- **WHAT YOU HAVE TO DO**:
Return the lines below that carry the word "度悬崖海景下午茶".

::::::::::

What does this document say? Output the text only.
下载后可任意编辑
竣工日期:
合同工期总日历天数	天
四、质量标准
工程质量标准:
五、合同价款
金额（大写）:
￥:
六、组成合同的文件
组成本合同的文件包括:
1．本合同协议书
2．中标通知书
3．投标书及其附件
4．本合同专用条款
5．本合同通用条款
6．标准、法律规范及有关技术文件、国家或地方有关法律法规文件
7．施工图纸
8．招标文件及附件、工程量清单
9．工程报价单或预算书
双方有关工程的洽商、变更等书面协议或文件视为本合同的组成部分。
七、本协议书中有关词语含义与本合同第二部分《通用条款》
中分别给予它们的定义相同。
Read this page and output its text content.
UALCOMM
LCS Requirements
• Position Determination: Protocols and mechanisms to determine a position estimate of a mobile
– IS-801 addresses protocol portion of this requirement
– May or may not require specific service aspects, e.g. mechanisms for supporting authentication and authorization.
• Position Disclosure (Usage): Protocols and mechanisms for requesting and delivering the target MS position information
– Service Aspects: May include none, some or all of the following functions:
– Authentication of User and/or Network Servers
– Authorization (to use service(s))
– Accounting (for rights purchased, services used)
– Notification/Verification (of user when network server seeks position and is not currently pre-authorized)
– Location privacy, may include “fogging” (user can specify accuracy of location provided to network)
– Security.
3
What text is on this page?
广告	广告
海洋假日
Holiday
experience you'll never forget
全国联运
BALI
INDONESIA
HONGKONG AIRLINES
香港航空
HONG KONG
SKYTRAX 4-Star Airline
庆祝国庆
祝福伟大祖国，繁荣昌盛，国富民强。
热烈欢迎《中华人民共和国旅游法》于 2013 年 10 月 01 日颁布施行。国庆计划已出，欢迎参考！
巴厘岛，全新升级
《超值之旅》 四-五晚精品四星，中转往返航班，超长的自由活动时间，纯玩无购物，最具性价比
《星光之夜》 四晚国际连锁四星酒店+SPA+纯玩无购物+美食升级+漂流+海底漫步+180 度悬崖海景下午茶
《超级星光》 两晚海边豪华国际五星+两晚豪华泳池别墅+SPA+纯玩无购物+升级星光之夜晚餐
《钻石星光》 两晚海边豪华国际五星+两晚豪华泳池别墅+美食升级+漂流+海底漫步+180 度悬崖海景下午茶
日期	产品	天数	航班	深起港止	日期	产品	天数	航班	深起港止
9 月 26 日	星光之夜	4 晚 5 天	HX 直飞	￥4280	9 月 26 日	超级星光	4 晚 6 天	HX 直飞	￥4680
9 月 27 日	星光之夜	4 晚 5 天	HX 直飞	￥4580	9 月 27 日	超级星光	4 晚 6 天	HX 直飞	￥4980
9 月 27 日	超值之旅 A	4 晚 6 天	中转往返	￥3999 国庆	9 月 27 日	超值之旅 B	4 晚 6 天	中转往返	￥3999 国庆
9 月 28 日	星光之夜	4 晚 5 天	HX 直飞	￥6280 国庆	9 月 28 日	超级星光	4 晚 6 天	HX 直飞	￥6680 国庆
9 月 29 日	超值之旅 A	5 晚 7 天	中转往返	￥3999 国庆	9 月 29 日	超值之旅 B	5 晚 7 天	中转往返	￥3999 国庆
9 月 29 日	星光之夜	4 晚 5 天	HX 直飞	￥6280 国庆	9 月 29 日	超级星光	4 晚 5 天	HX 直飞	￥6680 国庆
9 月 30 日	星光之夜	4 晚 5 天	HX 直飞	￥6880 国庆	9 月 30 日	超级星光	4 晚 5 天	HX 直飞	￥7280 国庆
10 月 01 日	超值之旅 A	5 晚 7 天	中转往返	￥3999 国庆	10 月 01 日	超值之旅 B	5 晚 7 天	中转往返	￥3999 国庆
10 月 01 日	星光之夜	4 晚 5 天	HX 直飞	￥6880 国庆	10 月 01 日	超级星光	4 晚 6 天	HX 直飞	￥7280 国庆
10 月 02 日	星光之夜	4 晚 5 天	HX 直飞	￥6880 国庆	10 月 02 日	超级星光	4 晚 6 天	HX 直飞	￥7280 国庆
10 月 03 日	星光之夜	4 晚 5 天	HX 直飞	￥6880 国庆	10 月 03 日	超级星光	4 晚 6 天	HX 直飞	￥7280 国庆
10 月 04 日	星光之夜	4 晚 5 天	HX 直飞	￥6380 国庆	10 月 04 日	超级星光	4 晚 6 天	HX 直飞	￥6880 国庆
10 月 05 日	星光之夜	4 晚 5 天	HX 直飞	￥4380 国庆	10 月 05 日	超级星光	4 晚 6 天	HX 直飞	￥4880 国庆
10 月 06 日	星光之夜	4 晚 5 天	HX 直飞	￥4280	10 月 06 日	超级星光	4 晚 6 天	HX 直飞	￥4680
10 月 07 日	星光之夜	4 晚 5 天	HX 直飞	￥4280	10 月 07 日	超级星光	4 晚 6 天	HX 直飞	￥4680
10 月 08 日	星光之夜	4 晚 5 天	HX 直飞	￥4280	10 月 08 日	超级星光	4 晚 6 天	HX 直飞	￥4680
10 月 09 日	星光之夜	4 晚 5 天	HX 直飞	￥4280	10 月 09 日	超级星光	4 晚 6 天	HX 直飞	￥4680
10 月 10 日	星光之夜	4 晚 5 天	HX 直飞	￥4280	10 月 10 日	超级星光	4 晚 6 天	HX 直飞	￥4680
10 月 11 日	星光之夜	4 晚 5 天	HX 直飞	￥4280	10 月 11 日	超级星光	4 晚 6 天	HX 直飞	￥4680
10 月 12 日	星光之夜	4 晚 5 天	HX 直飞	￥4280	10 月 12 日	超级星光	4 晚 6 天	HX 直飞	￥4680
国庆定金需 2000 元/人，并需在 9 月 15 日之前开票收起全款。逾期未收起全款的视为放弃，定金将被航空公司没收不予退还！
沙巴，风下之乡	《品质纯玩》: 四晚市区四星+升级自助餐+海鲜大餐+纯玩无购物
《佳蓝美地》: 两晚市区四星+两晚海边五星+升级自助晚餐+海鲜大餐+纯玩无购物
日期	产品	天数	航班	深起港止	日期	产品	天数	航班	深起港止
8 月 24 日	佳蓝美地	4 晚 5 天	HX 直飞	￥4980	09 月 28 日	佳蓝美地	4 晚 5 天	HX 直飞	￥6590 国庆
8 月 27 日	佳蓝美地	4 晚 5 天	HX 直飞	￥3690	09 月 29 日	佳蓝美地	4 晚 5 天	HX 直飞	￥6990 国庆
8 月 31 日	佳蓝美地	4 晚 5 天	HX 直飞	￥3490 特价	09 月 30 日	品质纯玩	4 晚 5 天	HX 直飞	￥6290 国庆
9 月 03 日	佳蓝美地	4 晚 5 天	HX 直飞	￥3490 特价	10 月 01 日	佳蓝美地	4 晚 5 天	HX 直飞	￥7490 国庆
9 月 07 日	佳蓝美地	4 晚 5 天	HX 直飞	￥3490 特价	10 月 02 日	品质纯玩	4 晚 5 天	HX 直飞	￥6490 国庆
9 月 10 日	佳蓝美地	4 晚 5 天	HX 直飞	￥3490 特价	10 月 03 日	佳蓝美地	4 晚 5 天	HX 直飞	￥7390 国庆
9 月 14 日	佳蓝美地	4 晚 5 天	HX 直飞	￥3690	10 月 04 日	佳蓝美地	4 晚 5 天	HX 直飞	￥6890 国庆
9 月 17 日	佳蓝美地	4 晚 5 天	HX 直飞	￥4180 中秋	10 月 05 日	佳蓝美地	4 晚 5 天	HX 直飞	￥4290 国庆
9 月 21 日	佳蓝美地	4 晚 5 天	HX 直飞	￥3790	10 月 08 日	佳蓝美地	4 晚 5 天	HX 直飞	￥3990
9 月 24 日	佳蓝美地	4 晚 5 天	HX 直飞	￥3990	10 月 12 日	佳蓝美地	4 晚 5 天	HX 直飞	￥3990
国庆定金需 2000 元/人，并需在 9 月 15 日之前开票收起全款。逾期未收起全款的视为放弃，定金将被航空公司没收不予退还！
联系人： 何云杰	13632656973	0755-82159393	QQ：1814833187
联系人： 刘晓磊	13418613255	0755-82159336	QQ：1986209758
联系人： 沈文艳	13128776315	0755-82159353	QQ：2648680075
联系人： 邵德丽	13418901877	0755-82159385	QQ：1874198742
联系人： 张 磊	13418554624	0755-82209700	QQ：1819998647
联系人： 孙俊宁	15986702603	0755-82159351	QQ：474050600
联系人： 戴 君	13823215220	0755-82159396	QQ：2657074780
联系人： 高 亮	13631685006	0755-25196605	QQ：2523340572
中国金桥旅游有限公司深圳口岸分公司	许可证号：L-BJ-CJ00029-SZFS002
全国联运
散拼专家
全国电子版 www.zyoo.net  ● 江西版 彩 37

::::::::::

- **EXERCISE RESULT**:
《星光之夜》 四晚国际连锁四星酒店+SPA+纯玩无购物+美食升级+漂流+海底漫步+180 度悬崖海景下午茶
《钻石星光》 两晚海边豪华国际五星+两晚豪华泳池别墅+美食升级+漂流+海底漫步+180 度悬崖海景下午茶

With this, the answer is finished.